#### [Yönerge 1]
Metnin ardından gelen satırların hepsini hiçbir değişiklik yapmadan tekrar yazın. Resimleri cevaba almayın.

#### [Metin alıntısı]
----

Yukarıda belirtilen tespitlerin bir bütün halinde değerlendirilmesinden, özellikle açılış yoklamasından çok kısa bir süre sonra mükellefiyetini sonlandırdığı, beyan edilen katma değer vergisi matrahları ile Ba/Bs formları analiz edildiğinde yüksek miktarlı tutarlara ulaşıldığı, 2009 yılında brüt kârlılık oranın %0,3 olduğu ve söz konusu oranın çok düşük olduğu, Merkez Bankası verilerine göre sektörde faaliyet gösteren işletmelerin brüt satış kâr oranının 2009 yılında %16,4 olduğu, belirtilen ciroları yapacak ticari organizasyonunun (şube, işçi, mal ve hizmet alımı vb.) bulunmadığı dikkate alındığında, davacı tarafından düzenlenen faturaların gerçek bir emtia teslimi veya hizmet ifasına dayanmadığı ve asıl faaliyetinin komisyon karşılığında fatura ticareti olduğu sonucuna varılmıştır.
Bu nedenle, aksi yöndeki Mahkeme kararında hukuki isabet görülmemiştir.
Diğer taraftan yeniden verilecek kararda geçici vergi aslı ile geçici vergilerin üç katı tuarında kesilen vergi ziyaı cezaları yönünden bir değerlendirme yapılacağı tabiidir.
Daire bu gerekçeyle temyize konu kararı bozmuştur.
…. Vergi Mahkemesinin … tarih ve E:…, K:… sayılı ısrar kararı:
Vergi Mahkemesi, ilk kararında yer alan hukuksal nedenler ve gerekçeyle ısrar etmiştir.

TEMYİZ EDENİN İDDİALARI: Israr kararının hukuka aykırı olduğu belirtilerek bozulması gerektiği ileri sürülmektedir.

KARŞI TARAFIN SAVUNMASI: Cevap verilmemiştir.

----

#### [Gösterilen satırlar]

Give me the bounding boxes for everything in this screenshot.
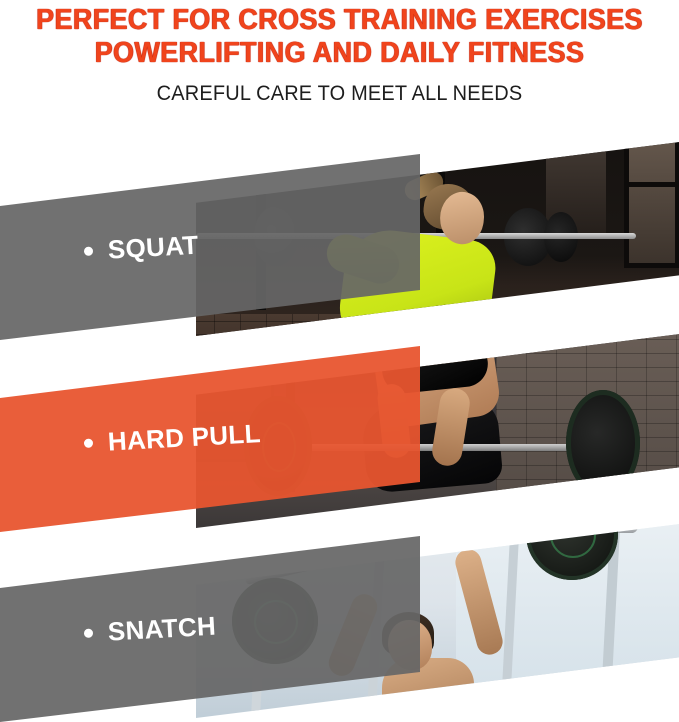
- barbell-plate-right: [566, 390, 640, 496]
- barbell-collar: [602, 522, 638, 533]
- bullet-dot-icon: [84, 629, 93, 638]
- bullet-dot-icon: [84, 439, 93, 448]
- athlete-head: [446, 332, 492, 336]
- subtitle: CAREFUL CARE TO MEET ALL NEEDS: [17, 82, 662, 106]
- feature-band-squat: SQUAT: [0, 140, 679, 340]
- band-label-squat: SQUAT: [107, 230, 199, 266]
- window-icon: [624, 140, 679, 268]
- headline-line-1: PERFECT FOR CROSS TRAINING EXERCISES: [24, 6, 655, 35]
- band-label-snatch: SNATCH: [107, 611, 217, 648]
- feature-band-hard-pull: HARD PULL: [0, 332, 679, 532]
- bullet-dot-icon: [84, 247, 93, 256]
- label-row-squat: SQUAT: [83, 230, 199, 267]
- feature-band-snatch: SNATCH: [0, 522, 679, 722]
- header: PERFECT FOR CROSS TRAINING EXERCISES POW…: [0, 0, 679, 120]
- headline-line-2: POWERLIFTING AND DAILY FITNESS: [24, 39, 655, 68]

----

#### [Yönerge 2]
Vergi davasıyla ilgili metinden bir bölümü harfi harfine yazıya geçirin. "Yukarıda belirtilen tespitlerin" sözlerinin geçtiği yerden başlayın ve "olduğu sonucuna varılmıştır." sözlerinden sonra durun.

#### [Çözüm 1]
Give me the bounding boxes for everything in this screenshot.
- barbell-plate-right: [566, 390, 640, 496]
- barbell-collar: [602, 522, 638, 533]
- bullet-dot-icon: [84, 629, 93, 638]
- bullet-dot-icon: [84, 439, 93, 448]
- athlete-head: [446, 332, 492, 336]
- subtitle: CAREFUL CARE TO MEET ALL NEEDS: [17, 82, 662, 106]
- feature-band-squat: SQUAT: [0, 140, 679, 340]
- band-label-squat: SQUAT: [107, 230, 199, 266]
- window-icon: [624, 140, 679, 268]
- headline-line-1: PERFECT FOR CROSS TRAINING EXERCISES: [24, 6, 655, 35]
- band-label-snatch: SNATCH: [107, 611, 217, 648]
- feature-band-hard-pull: HARD PULL: [0, 332, 679, 532]
- bullet-dot-icon: [84, 247, 93, 256]
- label-row-squat: SQUAT: [83, 230, 199, 267]
- feature-band-snatch: SNATCH: [0, 522, 679, 722]
- header: PERFECT FOR CROSS TRAINING EXERCISES POW…: [0, 0, 679, 120]
- headline-line-2: POWERLIFTING AND DAILY FITNESS: [24, 39, 655, 68]

#### [Çözüm 2]
Yukarıda belirtilen tespitlerin bir bütün halinde değerlendirilmesinden, özellikle açılış yoklamasından çok kısa bir süre sonra mükellefiyetini sonlandırdığı, beyan edilen katma değer vergisi matrahları ile Ba/Bs formları analiz edildiğinde yüksek miktarlı tutarlara ulaşıldığı, 2009 yılında brüt kârlılık oranın %0,3 olduğu ve söz konusu oranın çok düşük olduğu, Merkez Bankası verilerine göre sektörde faaliyet gösteren işletmelerin brüt satış kâr oranının 2009 yılında %16,4 olduğu, belirtilen ciroları yapacak ticari organizasyonunun (şube, işçi, mal ve hizmet alımı vb.) bulunmadığı dikkate alındığında, davacı tarafından düzenlenen faturaların gerçek bir emtia teslimi veya hizmet ifasına dayanmadığı ve asıl faaliyetinin komisyon karşılığında fatura ticareti olduğu sonucuna varılmıştır.